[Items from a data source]

****

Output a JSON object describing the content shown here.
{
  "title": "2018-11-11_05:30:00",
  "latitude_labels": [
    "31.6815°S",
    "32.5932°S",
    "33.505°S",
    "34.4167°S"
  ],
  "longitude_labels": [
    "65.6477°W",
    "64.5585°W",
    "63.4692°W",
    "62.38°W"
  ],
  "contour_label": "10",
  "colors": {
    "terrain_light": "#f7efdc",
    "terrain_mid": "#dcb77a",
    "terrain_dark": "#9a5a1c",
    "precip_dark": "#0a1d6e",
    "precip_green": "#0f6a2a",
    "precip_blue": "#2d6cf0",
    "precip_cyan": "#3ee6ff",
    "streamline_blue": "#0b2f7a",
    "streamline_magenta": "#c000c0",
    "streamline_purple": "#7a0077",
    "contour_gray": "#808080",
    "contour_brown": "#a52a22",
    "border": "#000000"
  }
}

****

**AIM OF THE EXERCISE**.
Copy out the data shown above without altering anything.

**OUTPUT FOR THIS TASK**.
Output a JSON object describing the content shown here.
{
  "title": "2018-11-11_05:30:00",
  "latitude_labels": [
    "31.6815°S",
    "32.5932°S",
    "33.505°S",
    "34.4167°S"
  ],
  "longitude_labels": [
    "65.6477°W",
    "64.5585°W",
    "63.4692°W",
    "62.38°W"
  ],
  "contour_label": "10",
  "colors": {
    "terrain_light": "#f7efdc",
    "terrain_mid": "#dcb77a",
    "terrain_dark": "#9a5a1c",
    "precip_dark": "#0a1d6e",
    "precip_green": "#0f6a2a",
    "precip_blue": "#2d6cf0",
    "precip_cyan": "#3ee6ff",
    "streamline_blue": "#0b2f7a",
    "streamline_magenta": "#c000c0",
    "streamline_purple": "#7a0077",
    "contour_gray": "#808080",
    "contour_brown": "#a52a22",
    "border": "#000000"
  }
}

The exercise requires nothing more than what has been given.